_WORK TO DO:_
You are to retype all of the data exactly as it appears.

_Dataset entries:_

--------

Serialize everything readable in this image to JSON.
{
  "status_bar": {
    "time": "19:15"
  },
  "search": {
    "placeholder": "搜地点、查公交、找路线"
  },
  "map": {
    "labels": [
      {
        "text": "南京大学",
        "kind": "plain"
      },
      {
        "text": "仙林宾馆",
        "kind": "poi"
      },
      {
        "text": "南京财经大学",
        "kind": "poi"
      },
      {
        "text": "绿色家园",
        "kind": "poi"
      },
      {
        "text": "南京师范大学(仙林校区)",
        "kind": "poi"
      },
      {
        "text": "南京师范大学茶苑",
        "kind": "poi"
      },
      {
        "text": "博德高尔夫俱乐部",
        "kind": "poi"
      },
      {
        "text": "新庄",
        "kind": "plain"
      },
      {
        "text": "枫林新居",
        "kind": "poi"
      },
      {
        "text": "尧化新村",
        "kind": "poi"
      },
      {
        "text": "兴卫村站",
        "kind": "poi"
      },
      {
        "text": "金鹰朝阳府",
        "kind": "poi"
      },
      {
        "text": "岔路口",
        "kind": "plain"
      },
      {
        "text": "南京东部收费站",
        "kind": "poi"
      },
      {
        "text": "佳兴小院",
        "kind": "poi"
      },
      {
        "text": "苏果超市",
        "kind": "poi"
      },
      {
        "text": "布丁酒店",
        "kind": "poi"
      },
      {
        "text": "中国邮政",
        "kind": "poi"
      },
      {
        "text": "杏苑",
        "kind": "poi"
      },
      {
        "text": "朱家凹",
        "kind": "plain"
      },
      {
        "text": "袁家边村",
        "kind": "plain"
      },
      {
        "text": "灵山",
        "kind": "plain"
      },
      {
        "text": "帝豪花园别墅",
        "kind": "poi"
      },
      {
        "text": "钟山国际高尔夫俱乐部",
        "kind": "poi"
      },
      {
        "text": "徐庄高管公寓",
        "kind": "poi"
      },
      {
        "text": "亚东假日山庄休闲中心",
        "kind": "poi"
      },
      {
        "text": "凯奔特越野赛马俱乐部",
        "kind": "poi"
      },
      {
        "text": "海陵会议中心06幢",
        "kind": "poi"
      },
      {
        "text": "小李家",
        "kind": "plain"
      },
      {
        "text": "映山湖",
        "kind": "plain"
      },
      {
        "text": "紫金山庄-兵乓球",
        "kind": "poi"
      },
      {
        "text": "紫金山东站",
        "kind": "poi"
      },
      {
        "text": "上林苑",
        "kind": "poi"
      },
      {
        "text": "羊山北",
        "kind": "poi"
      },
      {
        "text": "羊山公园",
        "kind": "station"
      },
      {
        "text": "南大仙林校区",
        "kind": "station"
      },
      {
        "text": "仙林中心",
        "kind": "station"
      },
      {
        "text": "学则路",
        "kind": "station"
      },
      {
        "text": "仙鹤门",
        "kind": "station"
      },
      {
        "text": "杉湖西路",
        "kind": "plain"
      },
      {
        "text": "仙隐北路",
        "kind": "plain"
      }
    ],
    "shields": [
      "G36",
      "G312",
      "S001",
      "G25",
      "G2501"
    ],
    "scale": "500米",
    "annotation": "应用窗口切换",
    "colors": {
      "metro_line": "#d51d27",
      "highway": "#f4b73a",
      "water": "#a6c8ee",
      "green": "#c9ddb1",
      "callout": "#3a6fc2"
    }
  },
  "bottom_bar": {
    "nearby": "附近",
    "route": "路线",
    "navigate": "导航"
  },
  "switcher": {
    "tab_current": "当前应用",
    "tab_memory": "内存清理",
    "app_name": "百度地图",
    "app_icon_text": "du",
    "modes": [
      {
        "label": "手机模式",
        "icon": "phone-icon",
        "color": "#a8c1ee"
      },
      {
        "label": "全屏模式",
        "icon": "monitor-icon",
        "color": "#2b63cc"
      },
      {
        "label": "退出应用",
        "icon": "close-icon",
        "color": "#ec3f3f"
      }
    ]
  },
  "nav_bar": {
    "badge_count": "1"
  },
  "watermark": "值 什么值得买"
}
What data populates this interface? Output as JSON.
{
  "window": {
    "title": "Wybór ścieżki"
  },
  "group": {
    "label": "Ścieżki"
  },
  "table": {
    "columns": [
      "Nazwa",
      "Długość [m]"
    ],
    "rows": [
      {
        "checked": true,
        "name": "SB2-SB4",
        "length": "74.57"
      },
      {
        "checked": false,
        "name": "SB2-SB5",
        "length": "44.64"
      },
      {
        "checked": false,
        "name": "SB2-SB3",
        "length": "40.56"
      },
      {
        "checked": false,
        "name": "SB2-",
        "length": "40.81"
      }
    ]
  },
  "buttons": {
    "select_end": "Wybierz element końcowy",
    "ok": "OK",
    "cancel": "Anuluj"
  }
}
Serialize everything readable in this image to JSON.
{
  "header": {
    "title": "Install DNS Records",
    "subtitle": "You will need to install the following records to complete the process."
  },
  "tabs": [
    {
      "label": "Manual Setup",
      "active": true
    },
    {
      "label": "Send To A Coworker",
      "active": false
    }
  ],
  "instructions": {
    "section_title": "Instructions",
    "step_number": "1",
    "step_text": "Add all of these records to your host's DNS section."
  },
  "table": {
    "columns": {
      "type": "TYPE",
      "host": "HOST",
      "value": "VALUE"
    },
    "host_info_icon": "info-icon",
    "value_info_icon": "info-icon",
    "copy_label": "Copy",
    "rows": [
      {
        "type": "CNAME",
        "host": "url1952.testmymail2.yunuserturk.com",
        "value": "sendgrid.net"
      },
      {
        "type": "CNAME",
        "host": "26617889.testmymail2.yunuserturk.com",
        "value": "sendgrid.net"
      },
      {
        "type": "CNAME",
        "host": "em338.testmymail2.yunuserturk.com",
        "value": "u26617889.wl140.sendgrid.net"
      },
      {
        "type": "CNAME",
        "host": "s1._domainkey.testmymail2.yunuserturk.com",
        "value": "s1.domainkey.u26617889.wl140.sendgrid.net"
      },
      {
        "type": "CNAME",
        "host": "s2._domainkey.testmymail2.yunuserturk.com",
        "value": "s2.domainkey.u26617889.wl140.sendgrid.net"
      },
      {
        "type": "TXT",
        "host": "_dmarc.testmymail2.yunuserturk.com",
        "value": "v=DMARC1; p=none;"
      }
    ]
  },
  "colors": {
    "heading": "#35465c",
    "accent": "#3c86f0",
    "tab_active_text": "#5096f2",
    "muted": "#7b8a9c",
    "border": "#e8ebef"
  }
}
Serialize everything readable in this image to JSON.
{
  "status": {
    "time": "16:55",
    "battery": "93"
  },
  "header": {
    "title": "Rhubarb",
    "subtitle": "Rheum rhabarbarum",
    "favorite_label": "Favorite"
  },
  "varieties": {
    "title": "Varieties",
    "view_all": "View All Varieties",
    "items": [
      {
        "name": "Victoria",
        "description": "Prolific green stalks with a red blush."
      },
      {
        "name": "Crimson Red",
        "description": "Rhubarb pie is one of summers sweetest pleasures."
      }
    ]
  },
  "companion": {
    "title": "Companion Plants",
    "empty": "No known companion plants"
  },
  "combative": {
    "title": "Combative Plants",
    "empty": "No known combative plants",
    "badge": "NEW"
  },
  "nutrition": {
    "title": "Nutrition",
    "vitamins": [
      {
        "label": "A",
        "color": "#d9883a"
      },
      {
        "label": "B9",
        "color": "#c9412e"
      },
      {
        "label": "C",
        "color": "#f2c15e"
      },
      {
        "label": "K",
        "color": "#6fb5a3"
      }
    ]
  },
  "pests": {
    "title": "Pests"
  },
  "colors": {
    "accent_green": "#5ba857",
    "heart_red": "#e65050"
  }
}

--------

_THE COMPLETED TASK:_
Serialize everything readable in this image to JSON.
{
  "status_bar": {
    "time": "19:15"
  },
  "search": {
    "placeholder": "搜地点、查公交、找路线"
  },
  "map": {
    "labels": [
      {
        "text": "南京大学",
        "kind": "plain"
      },
      {
        "text": "仙林宾馆",
        "kind": "poi"
      },
      {
        "text": "南京财经大学",
        "kind": "poi"
      },
      {
        "text": "绿色家园",
        "kind": "poi"
      },
      {
        "text": "南京师范大学(仙林校区)",
        "kind": "poi"
      },
      {
        "text": "南京师范大学茶苑",
        "kind": "poi"
      },
      {
        "text": "博德高尔夫俱乐部",
        "kind": "poi"
      },
      {
        "text": "新庄",
        "kind": "plain"
      },
      {
        "text": "枫林新居",
        "kind": "poi"
      },
      {
        "text": "尧化新村",
        "kind": "poi"
      },
      {
        "text": "兴卫村站",
        "kind": "poi"
      },
      {
        "text": "金鹰朝阳府",
        "kind": "poi"
      },
      {
        "text": "岔路口",
        "kind": "plain"
      },
      {
        "text": "南京东部收费站",
        "kind": "poi"
      },
      {
        "text": "佳兴小院",
        "kind": "poi"
      },
      {
        "text": "苏果超市",
        "kind": "poi"
      },
      {
        "text": "布丁酒店",
        "kind": "poi"
      },
      {
        "text": "中国邮政",
        "kind": "poi"
      },
      {
        "text": "杏苑",
        "kind": "poi"
      },
      {
        "text": "朱家凹",
        "kind": "plain"
      },
      {
        "text": "袁家边村",
        "kind": "plain"
      },
      {
        "text": "灵山",
        "kind": "plain"
      },
      {
        "text": "帝豪花园别墅",
        "kind": "poi"
      },
      {
        "text": "钟山国际高尔夫俱乐部",
        "kind": "poi"
      },
      {
        "text": "徐庄高管公寓",
        "kind": "poi"
      },
      {
        "text": "亚东假日山庄休闲中心",
        "kind": "poi"
      },
      {
        "text": "凯奔特越野赛马俱乐部",
        "kind": "poi"
      },
      {
        "text": "海陵会议中心06幢",
        "kind": "poi"
      },
      {
        "text": "小李家",
        "kind": "plain"
      },
      {
        "text": "映山湖",
        "kind": "plain"
      },
      {
        "text": "紫金山庄-兵乓球",
        "kind": "poi"
      },
      {
        "text": "紫金山东站",
        "kind": "poi"
      },
      {
        "text": "上林苑",
        "kind": "poi"
      },
      {
        "text": "羊山北",
        "kind": "poi"
      },
      {
        "text": "羊山公园",
        "kind": "station"
      },
      {
        "text": "南大仙林校区",
        "kind": "station"
      },
      {
        "text": "仙林中心",
        "kind": "station"
      },
      {
        "text": "学则路",
        "kind": "station"
      },
      {
        "text": "仙鹤门",
        "kind": "station"
      },
      {
        "text": "杉湖西路",
        "kind": "plain"
      },
      {
        "text": "仙隐北路",
        "kind": "plain"
      }
    ],
    "shields": [
      "G36",
      "G312",
      "S001",
      "G25",
      "G2501"
    ],
    "scale": "500米",
    "annotation": "应用窗口切换",
    "colors": {
      "metro_line": "#d51d27",
      "highway": "#f4b73a",
      "water": "#a6c8ee",
      "green": "#c9ddb1",
      "callout": "#3a6fc2"
    }
  },
  "bottom_bar": {
    "nearby": "附近",
    "route": "路线",
    "navigate": "导航"
  },
  "switcher": {
    "tab_current": "当前应用",
    "tab_memory": "内存清理",
    "app_name": "百度地图",
    "app_icon_text": "du",
    "modes": [
      {
        "label": "手机模式",
        "icon": "phone-icon",
        "color": "#a8c1ee"
      },
      {
        "label": "全屏模式",
        "icon": "monitor-icon",
        "color": "#2b63cc"
      },
      {
        "label": "退出应用",
        "icon": "close-icon",
        "color": "#ec3f3f"
      }
    ]
  },
  "nav_bar": {
    "badge_count": "1"
  },
  "watermark": "值 什么值得买"
}
What data populates this interface? Output as JSON.
{
  "window": {
    "title": "Wybór ścieżki"
  },
  "group": {
    "label": "Ścieżki"
  },
  "table": {
    "columns": [
      "Nazwa",
      "Długość [m]"
    ],
    "rows": [
      {
        "checked": true,
        "name": "SB2-SB4",
        "length": "74.57"
      },
      {
        "checked": false,
        "name": "SB2-SB5",
        "length": "44.64"
      },
      {
        "checked": false,
        "name": "SB2-SB3",
        "length": "40.56"
      },
      {
        "checked": false,
        "name": "SB2-",
        "length": "40.81"
      }
    ]
  },
  "buttons": {
    "select_end": "Wybierz element końcowy",
    "ok": "OK",
    "cancel": "Anuluj"
  }
}
Serialize everything readable in this image to JSON.
{
  "header": {
    "title": "Install DNS Records",
    "subtitle": "You will need to install the following records to complete the process."
  },
  "tabs": [
    {
      "label": "Manual Setup",
      "active": true
    },
    {
      "label": "Send To A Coworker",
      "active": false
    }
  ],
  "instructions": {
    "section_title": "Instructions",
    "step_number": "1",
    "step_text": "Add all of these records to your host's DNS section."
  },
  "table": {
    "columns": {
      "type": "TYPE",
      "host": "HOST",
      "value": "VALUE"
    },
    "host_info_icon": "info-icon",
    "value_info_icon": "info-icon",
    "copy_label": "Copy",
    "rows": [
      {
        "type": "CNAME",
        "host": "url1952.testmymail2.yunuserturk.com",
        "value": "sendgrid.net"
      },
      {
        "type": "CNAME",
        "host": "26617889.testmymail2.yunuserturk.com",
        "value": "sendgrid.net"
      },
      {
        "type": "CNAME",
        "host": "em338.testmymail2.yunuserturk.com",
        "value": "u26617889.wl140.sendgrid.net"
      },
      {
        "type": "CNAME",
        "host": "s1._domainkey.testmymail2.yunuserturk.com",
        "value": "s1.domainkey.u26617889.wl140.sendgrid.net"
      },
      {
        "type": "CNAME",
        "host": "s2._domainkey.testmymail2.yunuserturk.com",
        "value": "s2.domainkey.u26617889.wl140.sendgrid.net"
      },
      {
        "type": "TXT",
        "host": "_dmarc.testmymail2.yunuserturk.com",
        "value": "v=DMARC1; p=none;"
      }
    ]
  },
  "colors": {
    "heading": "#35465c",
    "accent": "#3c86f0",
    "tab_active_text": "#5096f2",
    "muted": "#7b8a9c",
    "border": "#e8ebef"
  }
}
Serialize everything readable in this image to JSON.
{
  "status": {
    "time": "16:55",
    "battery": "93"
  },
  "header": {
    "title": "Rhubarb",
    "subtitle": "Rheum rhabarbarum",
    "favorite_label": "Favorite"
  },
  "varieties": {
    "title": "Varieties",
    "view_all": "View All Varieties",
    "items": [
      {
        "name": "Victoria",
        "description": "Prolific green stalks with a red blush."
      },
      {
        "name": "Crimson Red",
        "description": "Rhubarb pie is one of summers sweetest pleasures."
      }
    ]
  },
  "companion": {
    "title": "Companion Plants",
    "empty": "No known companion plants"
  },
  "combative": {
    "title": "Combative Plants",
    "empty": "No known combative plants",
    "badge": "NEW"
  },
  "nutrition": {
    "title": "Nutrition",
    "vitamins": [
      {
        "label": "A",
        "color": "#d9883a"
      },
      {
        "label": "B9",
        "color": "#c9412e"
      },
      {
        "label": "C",
        "color": "#f2c15e"
      },
      {
        "label": "K",
        "color": "#6fb5a3"
      }
    ]
  },
  "pests": {
    "title": "Pests"
  },
  "colors": {
    "accent_green": "#5ba857",
    "heart_red": "#e65050"
  }
}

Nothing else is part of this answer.